**Task description**: Return all of the entries word for word, but omit the pictures they contain.

>> START Exercise data

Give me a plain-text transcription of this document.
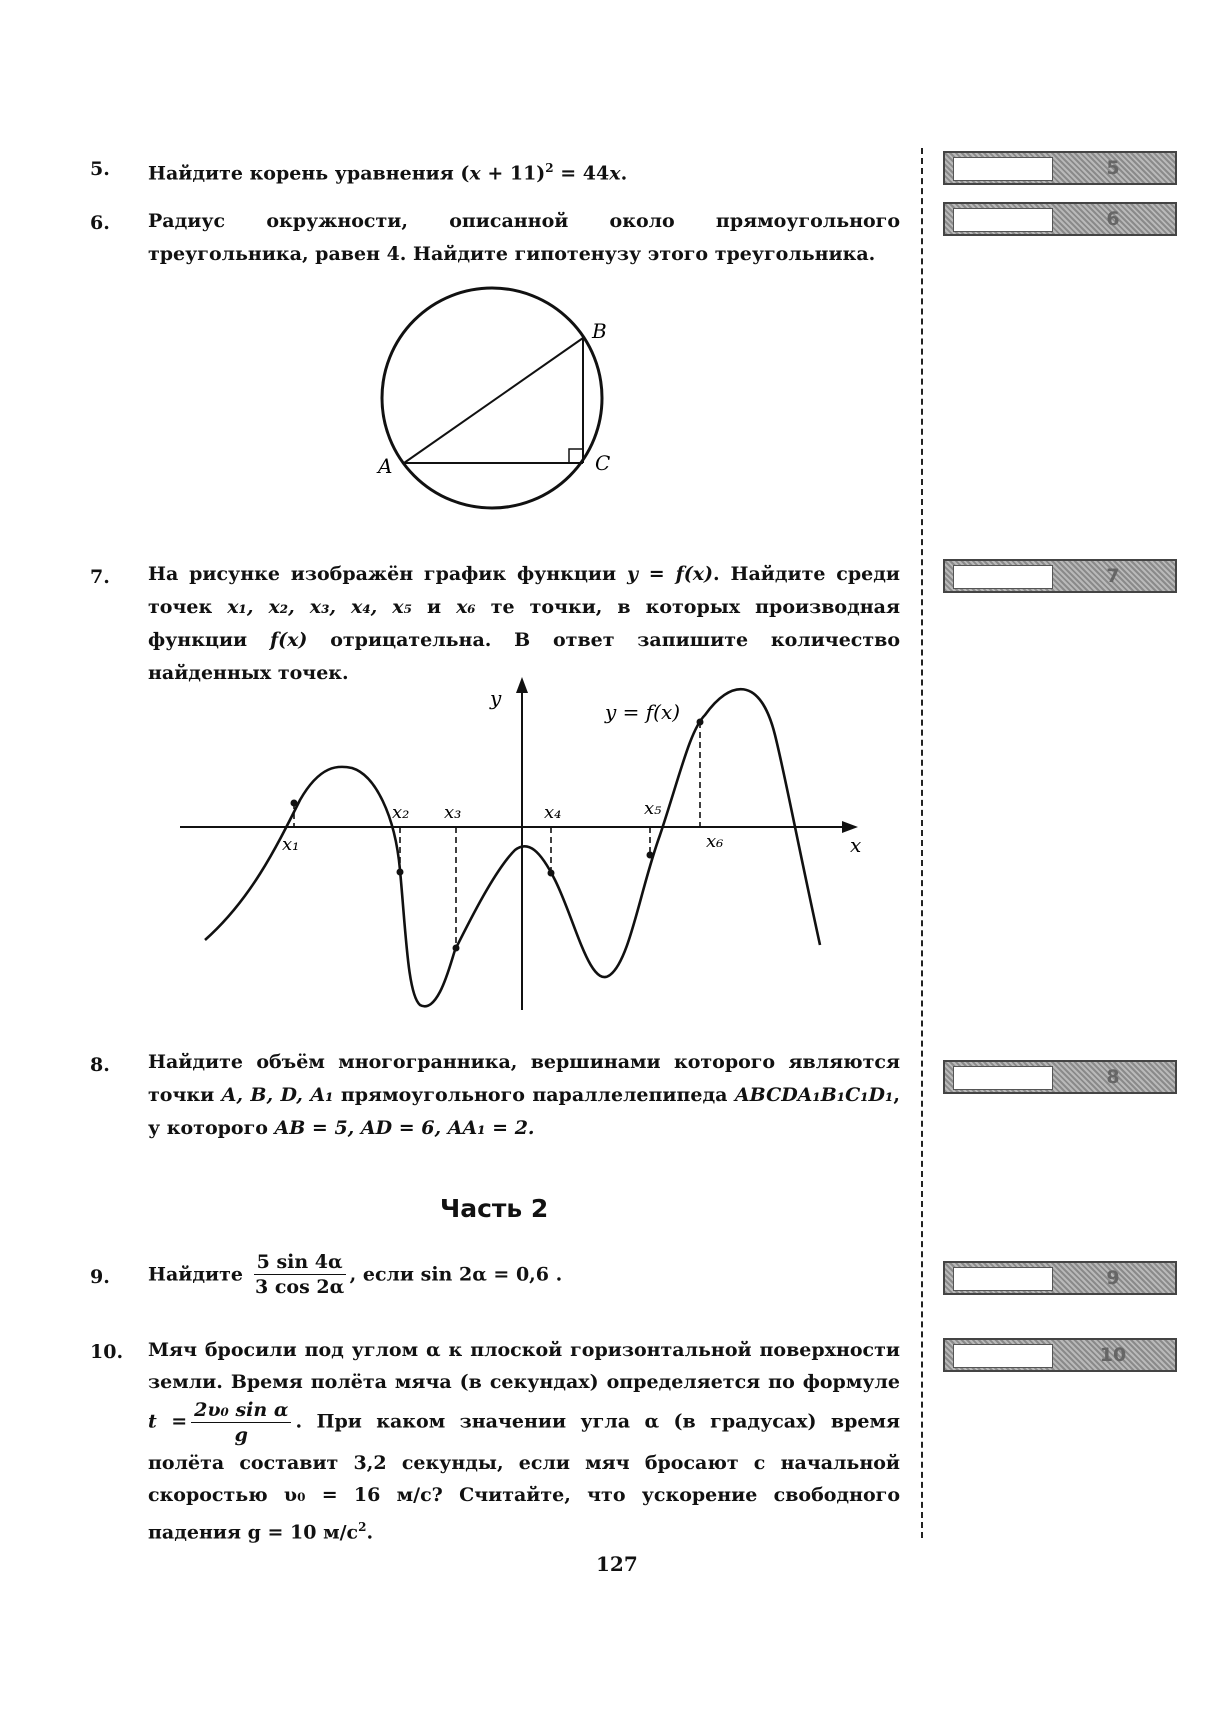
5. Найдите корень уравнения $(x + 11)^2 = 44x$.
6. Радиус окружности, описанной около прямоугольного треугольника, равен 4. Найдите гипотенузу этого треугольника.
A
B
C
7. На рисунке изображён график функции y = f(x). Найдите среди точек x₁, x₂, x₃, x₄, x₅ и x₆ те точки, в которых производная функции f(x) отрицательна. В ответ запишите количество найденных точек.
y
x
y = f(x)
x₁
x₂ x₃	x₄	x₅
x₆
8. Найдите объём многогранника, вершинами которого являются точки A, B, D, A₁ прямоугольного параллелепипеда ABCDA₁B₁C₁D₁, у которого AB = 5, AD = 6, AA₁ = 2.
Часть 2
9. Найдите $\frac{5 \sin 4\alpha}{3 \cos 2\alpha}$ , если sin 2α = 0,6 .
10. Мяч бросили под углом α к плоской горизонтальной поверхности земли. Время полёта мяча (в секундах) определяется по формуле $t = \frac{\text{2υ₀ sin α}}{g}$ . При каком значении угла α (в градусах) время полёта составит 3,2 секунды, если мяч бросают с начальной скоростью υ₀ = 16 м/с? Считайте, что ускорение свободного падения g = 10 $м/с^2$.
127
5
6
7
8
9
10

>> END Exercise data

**Expected answer**:
Give me a plain-text transcription of this document.
5. Найдите корень уравнения $(x + 11)^2 = 44x$.
6. Радиус окружности, описанной около прямоугольного треугольника, равен 4. Найдите гипотенузу этого треугольника.
A
B
C
7. На рисунке изображён график функции y = f(x). Найдите среди точек x₁, x₂, x₃, x₄, x₅ и x₆ те точки, в которых производная функции f(x) отрицательна. В ответ запишите количество найденных точек.
y
x
y = f(x)
x₁
x₂ x₃	x₄	x₅
x₆
8. Найдите объём многогранника, вершинами которого являются точки A, B, D, A₁ прямоугольного параллелепипеда ABCDA₁B₁C₁D₁, у которого AB = 5, AD = 6, AA₁ = 2.
Часть 2
9. Найдите $\frac{5 \sin 4\alpha}{3 \cos 2\alpha}$ , если sin 2α = 0,6 .
10. Мяч бросили под углом α к плоской горизонтальной поверхности земли. Время полёта мяча (в секундах) определяется по формуле $t = \frac{\text{2υ₀ sin α}}{g}$ . При каком значении угла α (в градусах) время полёта составит 3,2 секунды, если мяч бросают с начальной скоростью υ₀ = 16 м/с? Считайте, что ускорение свободного падения g = 10 $м/с^2$.
127
5
6
7
8
9
10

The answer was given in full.